*OBJETIVO DA TAREFA 1:*
Responda às perguntas seguintes sobre o texto acerca da servidão de passagem.
(a) Que artigo do Código Civil é indicado para definir o conteúdo da servidão quando falta o título constitutivo?
(b) Nas servidões de pé e carro, para que uso o dono do prédio serviente não é obrigado a ceder espaço?
(c) Em que caso a servidão de passagem de viaturas implica também o espaço para a manobra de inversão de marcha?

*TEXTO DE LEITURA:*

>>>>

Em causa neste processo está o exercício da conhecida servidão de passagem de pé e/ou carro sobre um determinado prédio para aceder à via pública.
Importa, pois, determinar o respectivo conteúdo, ou seja, o conjunto dos direitos e deveres dela decorrentes quer para o dono do prédio dominante, quer para o dono do prédio serviente.
Como regra geral, na ausência - como sucede no caso em apreço - do título constitutivo, o direito de servidão compreende tudo o que é necessário para o seu uso e conservação e, em caso de dúvida quanto à extensão ou modo de exercício, a servidão deve entender-se por forma a satisfazer as necessidades normais e previsíveis do prédio dominante com o menor prejuízo para o prédio serviente (art. 1565° nº 1 e 2 CC).
O princípio normativo subjacente às servidões aponta nestes dois sentidos e obtém o ponto de equilíbrio entre os interesses em confronto dos proprietários dos prédios envolvidos, por um lado, na satisfação das necessidades normais e previsíveis do prédio dominante e, por outro, assegurando que essa satisfação se faça com minimização dos prejuízos para o prédio serviente.
Assim, o princípio geral orientador das obrigações de contenção que recaem sobre o proprietário do prédio serviente é nada fazer que embarace o exercício da servidão (aliquid non facere vel pati); de outro modo, a regra normativa rectora das obrigações que impendem sobre o proprietário do prédio dominante é o exercício civiliter da servidão pela maneira menos prejudicial ao prédio serviente.
Significa isto que, nas servidões de pé e carro - como é suposto ser a dos presentes autos - o proprietário deste prédio está obrigado a suportar a passagem de e para o prédio dominante de pessoas e de viaturas ligeiras e pesadas, cedendo o espaço para tal necessário, mas não mais do que isso, designadamente para estacionamento; aceder da via pública ao prédio ou sair do prédio para a via pública é uma coisa, estacionar nas respectivas imediações em propriedade de terceiros é algo diverso.
Por outro lado, a servidão de passagem de viaturas implica também o espaço necessário para a respectiva manobra de inversão de marcha, mas no caso de o prédio dominante não permitir a realização desta manobra; de outro modo, a saída de veículos teria que processar-se em marcha atrás numa extensão que porventura comprometeria a sua segurança e comodidade, sem justificação plausível; a servidão é de passagem de e para o prédio e, subjacente à utilização aí de viaturas, está a respectiva circulação em marcha normal para a frente e não em marcha atrás ...
Por outro lado, o alargamento da nesga de terra utilizada na servidão para permitir o cruzamento de viaturas pressupõe a respectiva necessidade e esta, por seu lado, uma certa intensidade de tráfego de entrada e saída de viaturas no prédio dominante; a justificação do alargamento está na frequência de cruzamento de viaturas e as complicações que tal manobra acarreta para os respectivos condutores, o que in casu não resulta da matéria de facto apurada.

<<<<

*REGISTOS DE ORIGEM:*
>>>>

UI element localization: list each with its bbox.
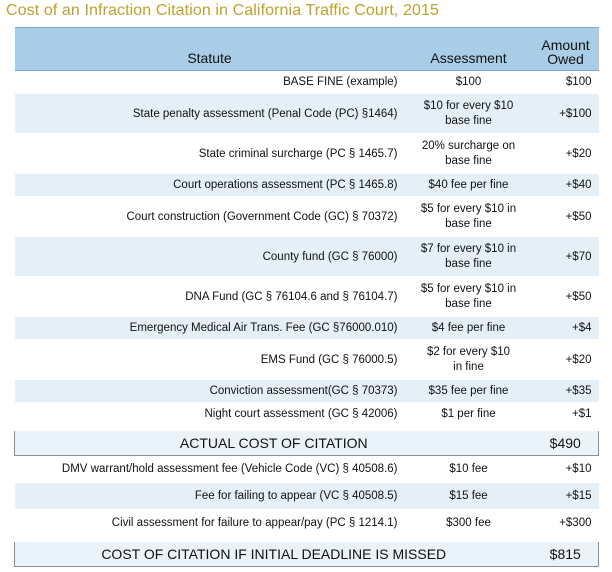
statute-cell: DMV warrant/hold assessment fee (Vehicle… (14, 455, 405, 483)
amount-cell: +$50 (532, 276, 599, 317)
assessment-cell: $5 for every $10 in base fine (404, 196, 533, 237)
statute-cell: BASE FINE (example) (14, 70, 405, 94)
assessment-line1: $4 fee per fine (431, 321, 506, 334)
assessment-line1: $100 (455, 75, 482, 88)
assessment-cell: $2 for every $10 in fine (404, 339, 533, 380)
amount-cell: +$70 (532, 236, 599, 277)
statute-cell: County fund (GC § 76000) (14, 236, 405, 277)
amount-cell: +$40 (532, 173, 599, 197)
table-row: BASE FINE (example) $100 $100 (14, 70, 599, 94)
assessment-line1: $5 for every $10 in (420, 282, 517, 295)
table-row: EMS Fund (GC § 76000.5) $2 for every $10 i… (14, 339, 599, 380)
amount-cell: +$100 (532, 93, 599, 134)
assessment-cell: $1 per fine (404, 402, 533, 426)
statute-cell: Fee for failing to appear (VC § 40508.5) (14, 482, 405, 510)
assessment-cell: $35 fee per fine (404, 379, 533, 403)
table-body: BASE FINE (example) $100 $100 State penalty… (14, 70, 599, 567)
table-row: DMV warrant/hold assessment fee (Vehicle… (14, 455, 599, 483)
assessment-cell: $15 fee (404, 482, 533, 510)
header-amount-owed: Amount Owed (532, 27, 599, 71)
assessment-line1: $40 fee per fine (428, 178, 509, 191)
statute-cell: Conviction assessment(GC § 70373) (14, 379, 405, 403)
header-statute: Statute (14, 27, 405, 71)
assessment-line2: base fine (445, 297, 492, 310)
table-row: Night court assessment (GC § 42006) $1 pe… (14, 402, 599, 426)
assessment-cell: $10 fee (404, 455, 533, 483)
statute-cell: Court construction (Government Code (GC)… (14, 196, 405, 237)
assessment-line1: $10 for every $10 (423, 99, 514, 112)
statute-cell: Emergency Medical Air Trans. Fee (GC §76… (14, 316, 405, 340)
assessment-cell: $100 (404, 70, 533, 94)
assessment-cell: $4 fee per fine (404, 316, 533, 340)
total-label: ACTUAL COST OF CITATION (14, 430, 533, 456)
amount-cell: +$35 (532, 379, 599, 403)
assessment-line2: base fine (445, 154, 492, 167)
table-header-row: Statute Assessment Amount Owed (14, 27, 599, 71)
amount-cell: +$15 (532, 482, 599, 510)
statute-cell: EMS Fund (GC § 76000.5) (14, 339, 405, 380)
table-row: Civil assessment for failure to appear/p… (14, 509, 599, 537)
amount-cell: +$300 (532, 509, 599, 537)
page-title: Cost of an Infraction Citation in Califo… (6, 2, 439, 19)
assessment-cell: $10 for every $10 base fine (404, 93, 533, 134)
assessment-line1: 20% surcharge on (421, 139, 516, 152)
assessment-line2: base fine (445, 217, 492, 230)
assessment-cell: $300 fee (404, 509, 533, 537)
amount-cell: +$4 (532, 316, 599, 340)
total-amount: $490 (532, 430, 599, 456)
assessment-cell: $7 for every $10 in base fine (404, 236, 533, 277)
table-row: Court operations assessment (PC § 1465.8… (14, 173, 599, 197)
total-row-actual-cost: ACTUAL COST OF CITATION $490 (14, 430, 599, 456)
table-row: Court construction (Government Code (GC)… (14, 196, 599, 237)
amount-cell: +$20 (532, 339, 599, 380)
statute-cell: DNA Fund (GC § 76104.6 and § 76104.7) (14, 276, 405, 317)
amount-cell: +$1 (532, 402, 599, 426)
table-row: County fund (GC § 76000) $7 for every $10… (14, 236, 599, 277)
assessment-line2: base fine (445, 114, 492, 127)
statute-cell: Night court assessment (GC § 42006) (14, 402, 405, 426)
table-row: State criminal surcharge (PC § 1465.7) 20… (14, 133, 599, 174)
table-row: Emergency Medical Air Trans. Fee (GC §76… (14, 316, 599, 340)
citation-cost-table: Statute Assessment Amount Owed BASE FINE… (14, 27, 599, 567)
total-amount: $815 (532, 541, 599, 567)
assessment-line1: $7 for every $10 in (420, 242, 517, 255)
total-row-missed-deadline: COST OF CITATION IF INITIAL DEADLINE IS … (14, 541, 599, 567)
assessment-cell: 20% surcharge on base fine (404, 133, 533, 174)
amount-cell: $100 (532, 70, 599, 94)
table-row: State penalty assessment (Penal Code (PC… (14, 93, 599, 134)
assessment-line1: $35 fee per fine (428, 384, 509, 397)
assessment-cell: $40 fee per fine (404, 173, 533, 197)
statute-cell: Court operations assessment (PC § 1465.8… (14, 173, 405, 197)
total-label: COST OF CITATION IF INITIAL DEADLINE IS … (14, 541, 533, 567)
header-amount-line2: Owed (547, 51, 584, 67)
amount-cell: +$10 (532, 455, 599, 483)
header-amount-line1: Amount (541, 37, 590, 53)
statute-cell: State criminal surcharge (PC § 1465.7) (14, 133, 405, 174)
amount-cell: +$50 (532, 196, 599, 237)
assessment-line1: $1 per fine (441, 407, 496, 420)
assessment-line1: $2 for every $10 (426, 345, 511, 358)
amount-cell: +$20 (532, 133, 599, 174)
table-row: Fee for failing to appear (VC § 40508.5)… (14, 482, 599, 510)
statute-cell: State penalty assessment (Penal Code (PC… (14, 93, 405, 134)
table-row: Conviction assessment(GC § 70373) $35 fee… (14, 379, 599, 403)
table-row: DNA Fund (GC § 76104.6 and § 76104.7) $5 … (14, 276, 599, 317)
statute-cell: Civil assessment for failure to appear/p… (14, 509, 405, 537)
assessment-line1: $5 for every $10 in (420, 202, 517, 215)
header-assessment: Assessment (404, 27, 533, 71)
assessment-line2: base fine (445, 257, 492, 270)
assessment-cell: $5 for every $10 in base fine (404, 276, 533, 317)
assessment-line2: in fine (453, 360, 484, 373)
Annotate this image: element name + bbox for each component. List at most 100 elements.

<<<<

*OBJETIVO DA TAREFA 2:*
Copie sem alterações a parte dos registos que começa na linha que contém "statute-cell: DMV warrant/hold" e acaba na linha que contém "amount-cell: +$40 (532, 173, 599, 197)", com ambas as linhas incluídas.

*RESULTADO 1:*
(a) O art. 1565.º, n.º 1 e 2, do Código Civil.
(b) Para estacionamento.
(c) No caso de o prédio dominante não permitir a realização dessa manobra.

*RESULTADO 2:*
statute-cell: DMV warrant/hold assessment fee (Vehicle… (14, 455, 405, 483)
amount-cell: +$50 (532, 276, 599, 317)
assessment-cell: $5 for every $10 in base fine (404, 196, 533, 237)
statute-cell: BASE FINE (example) (14, 70, 405, 94)
assessment-line1: $4 fee per fine (431, 321, 506, 334)
assessment-line1: $100 (455, 75, 482, 88)
assessment-cell: $2 for every $10 in fine (404, 339, 533, 380)
amount-cell: +$70 (532, 236, 599, 277)
statute-cell: County fund (GC § 76000) (14, 236, 405, 277)
amount-cell: +$40 (532, 173, 599, 197)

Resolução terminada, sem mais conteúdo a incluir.